EXERCISE REQUIREMENTS ▸ Please rewrite the records below with every "poem-line" changed to "verse-line" and nothing else altered. Leave the pictures out of your answer.

SUPPLIED MATERIAL ▸
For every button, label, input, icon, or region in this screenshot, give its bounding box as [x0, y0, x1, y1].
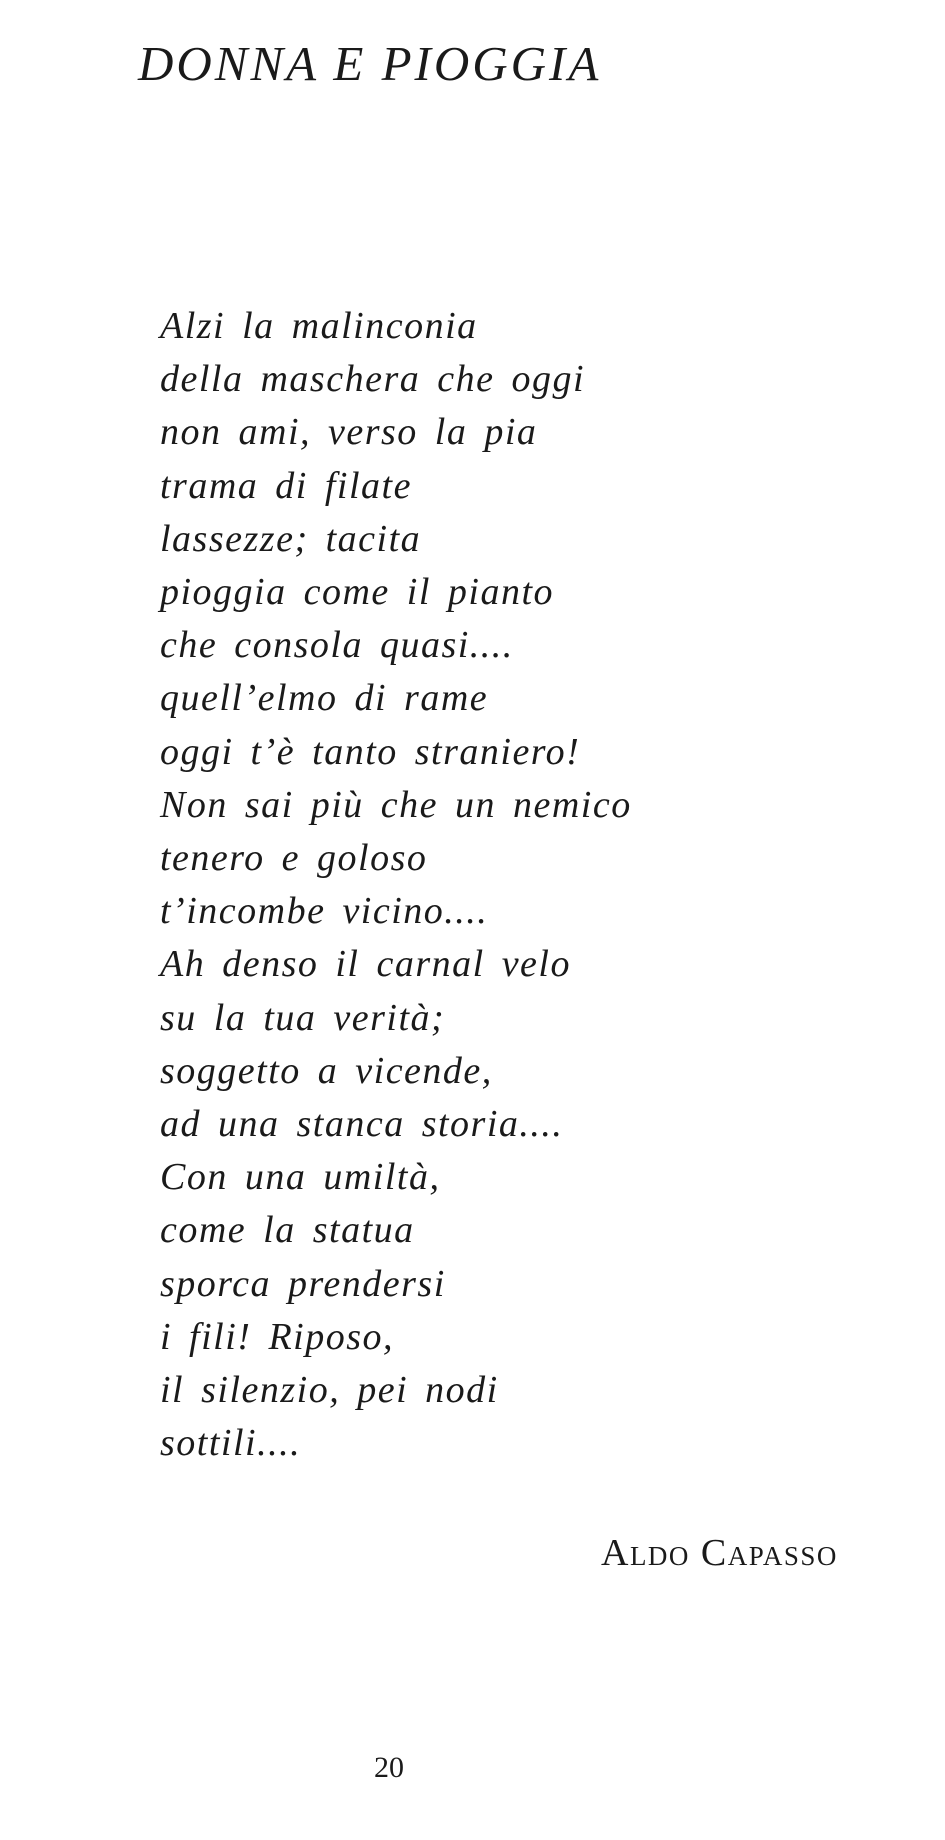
poem-line: trama di filate	[160, 464, 412, 507]
poem-line: su la tua verità;	[160, 996, 446, 1039]
poem-line: soggetto a vicende,	[160, 1049, 493, 1092]
poem-line: Con una umiltà,	[160, 1156, 441, 1199]
poem-line: della maschera che oggi	[160, 358, 586, 401]
poem-line: Ah denso il carnal velo	[160, 943, 571, 986]
poem-line: tenero e goloso	[160, 837, 428, 880]
poem-line: oggi t’è tanto straniero!	[160, 730, 581, 773]
poem-line: quell’elmo di rame	[160, 677, 489, 720]
poem-line: i fili! Riposo,	[160, 1315, 394, 1358]
poem-body	[160, 300, 632, 1470]
poem-line: sporca prendersi	[160, 1262, 446, 1305]
page-number: 20	[374, 1751, 404, 1784]
poem-line: il silenzio, pei nodi	[160, 1369, 499, 1412]
poem-line: ad una stanca storia....	[160, 1103, 564, 1146]
poem-line: t’incombe vicino....	[160, 890, 489, 933]
poem-line: Non sai più che un nemico	[160, 783, 632, 826]
author-signature: Aldo Capasso	[601, 1532, 838, 1574]
poem-line: non ami, verso la pia	[160, 411, 538, 454]
poem-title: DONNA E PIOGGIA	[138, 36, 602, 91]
poem-line: lassezze; tacita	[160, 517, 422, 560]
poem-line: che consola quasi....	[160, 624, 514, 667]
poem-line: sottili....	[160, 1422, 302, 1465]
poem-line: Alzi la malinconia	[160, 305, 478, 347]
poem-line: pioggia come il pianto	[160, 571, 555, 614]
poem-line: come la statua	[160, 1209, 415, 1252]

IN RESPONSE ▸
For every button, label, input, icon, or region in this screenshot, give its bounding box as [x0, y0, x1, y1].
verse-line: trama di filate	[160, 464, 412, 507]
verse-line: su la tua verità;	[160, 996, 446, 1039]
verse-line: soggetto a vicende,	[160, 1049, 493, 1092]
verse-line: Con una umiltà,	[160, 1156, 441, 1199]
verse-line: della maschera che oggi	[160, 358, 586, 401]
verse-line: Ah denso il carnal velo	[160, 943, 571, 986]
verse-line: tenero e goloso	[160, 837, 428, 880]
verse-line: oggi t’è tanto straniero!	[160, 730, 581, 773]
verse-line: quell’elmo di rame	[160, 677, 489, 720]
verse-line: i fili! Riposo,	[160, 1315, 394, 1358]
poem-body	[160, 300, 632, 1470]
verse-line: sporca prendersi	[160, 1262, 446, 1305]
page-number: 20	[374, 1751, 404, 1784]
verse-line: il silenzio, pei nodi	[160, 1369, 499, 1412]
verse-line: ad una stanca storia....	[160, 1103, 564, 1146]
verse-line: t’incombe vicino....	[160, 890, 489, 933]
verse-line: Non sai più che un nemico	[160, 783, 632, 826]
author-signature: Aldo Capasso	[601, 1532, 838, 1574]
verse-line: non ami, verso la pia	[160, 411, 538, 454]
poem-title: DONNA E PIOGGIA	[138, 36, 602, 91]
verse-line: lassezze; tacita	[160, 517, 422, 560]
verse-line: che consola quasi....	[160, 624, 514, 667]
verse-line: sottili....	[160, 1422, 302, 1465]
verse-line: Alzi la malinconia	[160, 305, 478, 347]
verse-line: pioggia come il pianto	[160, 571, 555, 614]
verse-line: come la statua	[160, 1209, 415, 1252]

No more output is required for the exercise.